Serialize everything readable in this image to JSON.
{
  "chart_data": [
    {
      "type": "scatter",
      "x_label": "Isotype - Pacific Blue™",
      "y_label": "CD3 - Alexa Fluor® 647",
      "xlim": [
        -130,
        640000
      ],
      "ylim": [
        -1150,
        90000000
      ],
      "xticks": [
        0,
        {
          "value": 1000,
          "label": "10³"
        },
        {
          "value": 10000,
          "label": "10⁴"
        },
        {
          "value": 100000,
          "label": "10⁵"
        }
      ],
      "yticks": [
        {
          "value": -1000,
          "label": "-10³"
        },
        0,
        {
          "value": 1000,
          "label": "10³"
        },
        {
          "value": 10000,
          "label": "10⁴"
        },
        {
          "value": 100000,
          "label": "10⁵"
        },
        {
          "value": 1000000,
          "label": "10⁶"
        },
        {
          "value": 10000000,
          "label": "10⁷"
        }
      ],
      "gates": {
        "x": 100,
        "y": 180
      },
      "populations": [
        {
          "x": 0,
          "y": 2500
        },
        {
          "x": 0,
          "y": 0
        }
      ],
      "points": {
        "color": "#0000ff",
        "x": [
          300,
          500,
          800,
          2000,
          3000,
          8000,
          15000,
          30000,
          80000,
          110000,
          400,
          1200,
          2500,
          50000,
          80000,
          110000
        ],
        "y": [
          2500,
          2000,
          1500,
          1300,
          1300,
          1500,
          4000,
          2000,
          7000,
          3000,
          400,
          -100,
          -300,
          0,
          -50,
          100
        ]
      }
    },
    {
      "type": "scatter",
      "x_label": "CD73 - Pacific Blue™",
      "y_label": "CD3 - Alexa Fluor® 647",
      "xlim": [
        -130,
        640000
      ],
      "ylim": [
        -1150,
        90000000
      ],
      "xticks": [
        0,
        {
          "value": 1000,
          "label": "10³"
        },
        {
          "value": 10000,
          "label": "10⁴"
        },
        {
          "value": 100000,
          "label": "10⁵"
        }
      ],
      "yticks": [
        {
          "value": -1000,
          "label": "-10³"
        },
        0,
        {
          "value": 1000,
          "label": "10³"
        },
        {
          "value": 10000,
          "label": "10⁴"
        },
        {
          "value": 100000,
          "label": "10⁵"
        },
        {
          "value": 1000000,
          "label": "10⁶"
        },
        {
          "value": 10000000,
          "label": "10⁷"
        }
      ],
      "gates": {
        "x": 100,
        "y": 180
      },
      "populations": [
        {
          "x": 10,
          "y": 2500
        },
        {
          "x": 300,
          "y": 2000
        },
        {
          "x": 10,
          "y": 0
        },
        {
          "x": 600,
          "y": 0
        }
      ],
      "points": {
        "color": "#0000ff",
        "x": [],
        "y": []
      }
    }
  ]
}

..........

Write out every record, exactly as written.

Serialize everything readable in this image to JSON.
{
  "chart_data": [
    {
      "type": "scatter",
      "x_label": "Isotype - Pacific Blue™",
      "y_label": "CD3 - Alexa Fluor® 647",
      "xlim": [
        -130,
        640000
      ],
      "ylim": [
        -1150,
        90000000
      ],
      "xticks": [
        0,
        {
          "value": 1000,
          "label": "10³"
        },
        {
          "value": 10000,
          "label": "10⁴"
        },
        {
          "value": 100000,
          "label": "10⁵"
        }
      ],
      "yticks": [
        {
          "value": -1000,
          "label": "-10³"
        },
        0,
        {
          "value": 1000,
          "label": "10³"
        },
        {
          "value": 10000,
          "label": "10⁴"
        },
        {
          "value": 100000,
          "label": "10⁵"
        },
        {
          "value": 1000000,
          "label": "10⁶"
        },
        {
          "value": 10000000,
          "label": "10⁷"
        }
      ],
      "gates": {
        "x": 100,
        "y": 180
      },
      "populations": [
        {
          "x": 0,
          "y": 2500
        },
        {
          "x": 0,
          "y": 0
        }
      ],
      "points": {
        "color": "#0000ff",
        "x": [
          300,
          500,
          800,
          2000,
          3000,
          8000,
          15000,
          30000,
          80000,
          110000,
          400,
          1200,
          2500,
          50000,
          80000,
          110000
        ],
        "y": [
          2500,
          2000,
          1500,
          1300,
          1300,
          1500,
          4000,
          2000,
          7000,
          3000,
          400,
          -100,
          -300,
          0,
          -50,
          100
        ]
      }
    },
    {
      "type": "scatter",
      "x_label": "CD73 - Pacific Blue™",
      "y_label": "CD3 - Alexa Fluor® 647",
      "xlim": [
        -130,
        640000
      ],
      "ylim": [
        -1150,
        90000000
      ],
      "xticks": [
        0,
        {
          "value": 1000,
          "label": "10³"
        },
        {
          "value": 10000,
          "label": "10⁴"
        },
        {
          "value": 100000,
          "label": "10⁵"
        }
      ],
      "yticks": [
        {
          "value": -1000,
          "label": "-10³"
        },
        0,
        {
          "value": 1000,
          "label": "10³"
        },
        {
          "value": 10000,
          "label": "10⁴"
        },
        {
          "value": 100000,
          "label": "10⁵"
        },
        {
          "value": 1000000,
          "label": "10⁶"
        },
        {
          "value": 10000000,
          "label": "10⁷"
        }
      ],
      "gates": {
        "x": 100,
        "y": 180
      },
      "populations": [
        {
          "x": 10,
          "y": 2500
        },
        {
          "x": 300,
          "y": 2000
        },
        {
          "x": 10,
          "y": 0
        },
        {
          "x": 600,
          "y": 0
        }
      ],
      "points": {
        "color": "#0000ff",
        "x": [],
        "y": []
      }
    }
  ]
}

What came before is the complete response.